### Requirements
A. In the article on the "House of the Dragon" Season 1 finale, what is the title of the finale episode?
B. Rewrite the part of the "House of the Dragon" finale article starting with "To wit, in the" and going on through "from the Greens.", changing "abruptly" to "suddenly".
== Reading text
SPOILER ALERT: This story contains a discussion of several major plot developments for the Season 1 finale of HBO’s “House of the Dragon,” currently streaming on HBO Max.
Ever since Ned Stark lost his head in the ninth ever episode of “Game of Thrones,” audiences have understood that death and tragedy spare no one in George R.R. Martin’s unforgiving fantasy world of Westeros. The season finale of the “Game of Thrones” prequel series, “House of the Dragon,” again proved that to be true.
To wit, in the episode, aptly named “The Black Queen,” after Rhaenys (Eve Best) informs Rhaenyra (Emma D’Arcy) that King Viserys is dead and Queen Alicent (Olivia Cooke) and Otto Hightower (Rhys Ifans) have usurped her claim and placed Prince Aegon (Tom Gynn-Carney) on the Iron Throne, the shock of the news leads Rhaeynra to miscarry a stillborn baby on her own with no aid. Later, her husband (and uncle) Daemon (Matt Smith) abruptly chokes Rhaenyra when she mentions the Song of Ice and Fire, not realizing Viserys never told Daemon of it. And Corlys Velaryon (Steve Toussaint) finally returns from his long naval battle among the Stepstones to proclaim his house allied with Rhaenyra and the Blacks in her effort to regain the Iron Throne from the Greens.
====
== Record set
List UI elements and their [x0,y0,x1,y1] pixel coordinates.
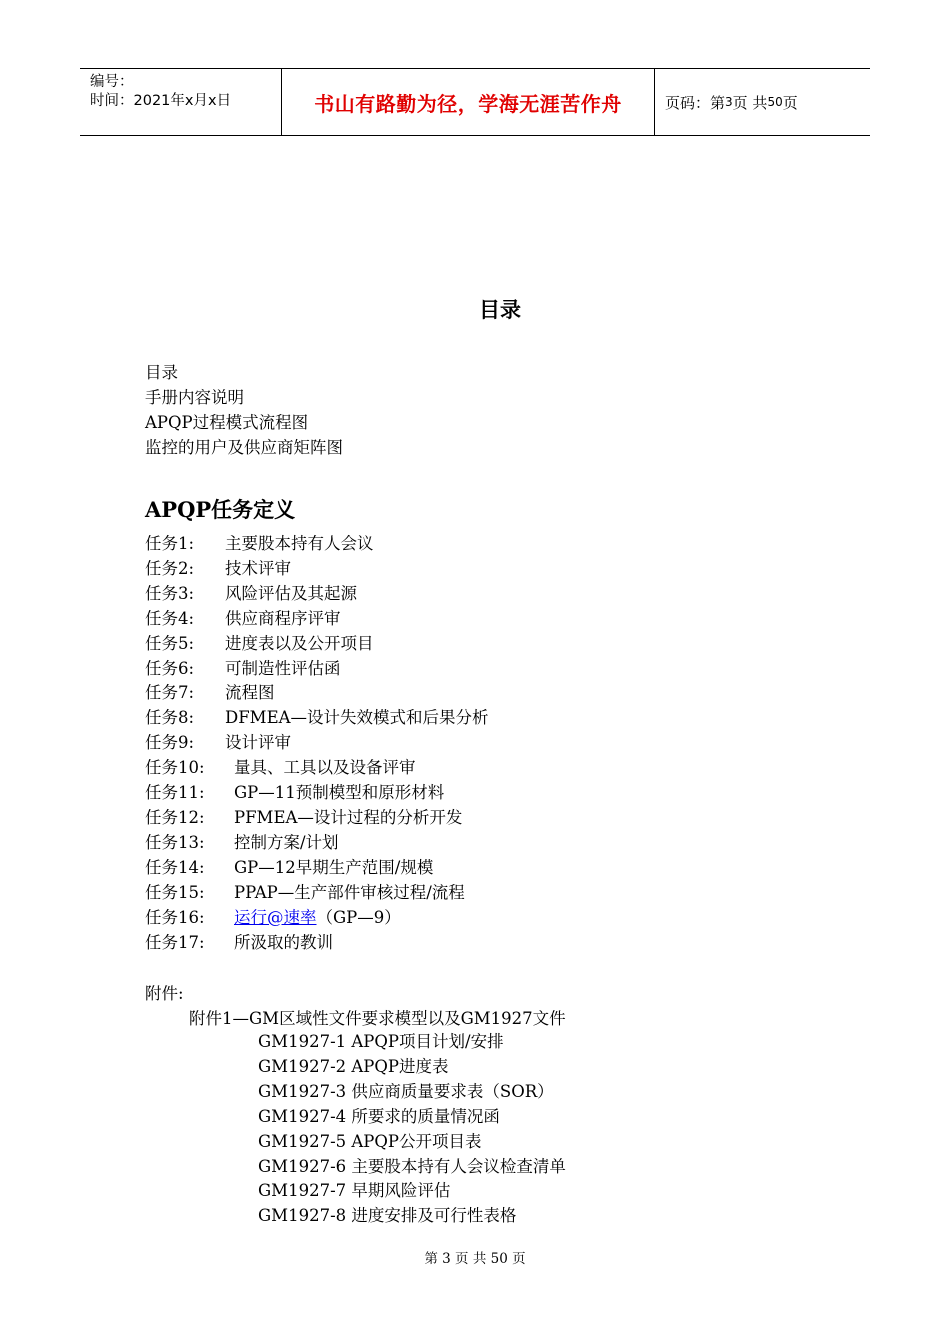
appendix-label: 附件: [145,984,184,1003]
gm-item: GM1927-3 供应商质量要求表（SOR） [258,1081,554,1101]
task-item [145,881,489,906]
gm-item: GM1927-4 所要求的质量情况函 [258,1106,500,1126]
toc-item: 手册内容说明 [145,388,244,407]
task-number: 任务9: [145,733,195,753]
gm-item: GM1927-1 APQP项目计划/安排 [258,1032,504,1051]
task-text: 控制方案/计划 [234,832,339,852]
gm-item: GM1927-5 APQP公开项目表 [258,1131,482,1151]
section-title: APQP任务定义 [145,497,296,522]
page-title: 目录 [479,297,521,322]
task-text: 所汲取的教训 [234,932,333,952]
task-item [145,931,489,956]
task-number: 任务1: [145,534,195,553]
task-number: 任务15: [145,882,205,902]
task-number: 任务16: [145,907,205,927]
task-item [145,906,489,931]
task-text: 进度表以及公开项目 [225,633,374,653]
task-text: 流程图 [225,683,275,703]
task-item [145,806,489,831]
task-item [145,657,489,682]
appendix-1-title: 附件1—GM区域性文件要求模型以及GM1927文件 [189,1009,566,1028]
task-number: 任务8: [145,708,195,728]
task-item [145,582,489,607]
gm-item: GM1927-7 早期风险评估 [258,1181,451,1201]
task-number: 任务10: [145,758,205,778]
task-16-link[interactable]: 运行@速率 [234,907,317,927]
task-item [145,706,489,731]
header-meta-cell [80,69,282,135]
gm-item: GM1927-6 主要股本持有人会议检查清单 [258,1156,566,1176]
task-item [145,731,489,756]
task-list [145,532,489,955]
task-number: 任务6: [145,658,195,678]
task-item [145,557,489,582]
task-item [145,781,489,806]
task-text: GP—12早期生产范围/规模 [234,857,434,877]
page-number: 3 [725,95,733,109]
header-page-cell [655,69,870,135]
task-item [145,607,489,632]
toc-item: 目录 [145,363,178,382]
gm-item: GM1927-8 进度安排及可行性表格 [258,1206,517,1226]
task-item [145,681,489,706]
task-text: 技术评审 [225,558,291,578]
header-motto-cell [282,69,655,135]
task-number: 任务13: [145,832,205,852]
motto-text: 书山有路勤为径，学海无涯苦作舟 [314,91,622,116]
toc-list [145,360,343,460]
task-text: 供应商程序评审 [225,608,341,628]
page-prefix: 页码：第 [665,93,726,112]
task-number: 任务17: [145,932,205,952]
page-total: 50 [767,95,783,109]
page-suffix: 页 [782,93,798,112]
task-number: 任务11: [145,783,205,803]
task-text: GP—11预制模型和原形材料 [234,783,445,803]
task-number: 任务12: [145,807,205,827]
task-number: 任务5: [145,633,195,653]
task-item [145,756,489,781]
task-text: 可制造性评估函 [225,658,341,678]
task-number: 任务14: [145,857,205,877]
task-text: 主要股本持有人会议 [225,534,374,553]
task-item [145,532,489,557]
task-number: 任务7: [145,683,195,703]
task-text: PFMEA—设计过程的分析开发 [234,807,463,827]
gm-item: GM1927-2 APQP进度表 [258,1056,449,1076]
page-mid: 页 共 [732,93,768,112]
task-text: 设计评审 [225,733,291,753]
task-text: DFMEA—设计失效模式和后果分析 [225,708,489,728]
page-footer: 第 3 页 共 50 页 [424,1251,526,1267]
task-item [145,831,489,856]
task-number: 任务4: [145,608,195,628]
time-label: 时间：2021年x月x日 [90,93,232,109]
code-label: 编号： [90,74,134,90]
task-item [145,856,489,881]
toc-item: APQP过程模式流程图 [145,413,309,432]
toc-item: 监控的用户及供应商矩阵图 [145,438,343,457]
task-item [145,632,489,657]
task-text: 量具、工具以及设备评审 [234,758,416,778]
task-text: 风险评估及其起源 [225,583,357,603]
task-number: 任务3: [145,583,195,603]
task-text: PPAP—生产部件审核过程/流程 [234,882,465,902]
page-header [80,68,870,136]
gm-document-list [258,1030,566,1229]
task-text: （GP—9） [316,907,401,927]
task-number: 任务2: [145,558,195,578]
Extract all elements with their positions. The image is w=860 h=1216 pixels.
====
### Answers by task
A. "The Black Queen"

B.
To wit, in the episode, aptly named “The Black Queen,” after Rhaenys (Eve Best) informs Rhaenyra (Emma D’Arcy) that King Viserys is dead and Queen Alicent (Olivia Cooke) and Otto Hightower (Rhys Ifans) have usurped her claim and placed Prince Aegon (Tom Gynn-Carney) on the Iron Throne, the shock of the news leads Rhaeynra to miscarry a stillborn baby on her own with no aid. Later, her husband (and uncle) Daemon (Matt Smith) suddenly chokes Rhaenyra when she mentions the Song of Ice and Fire, not realizing Viserys never told Daemon of it. And Corlys Velaryon (Steve Toussaint) finally returns from his long naval battle among the Stepstones to proclaim his house allied with Rhaenyra and the Blacks in her effort to regain the Iron Throne from the Greens.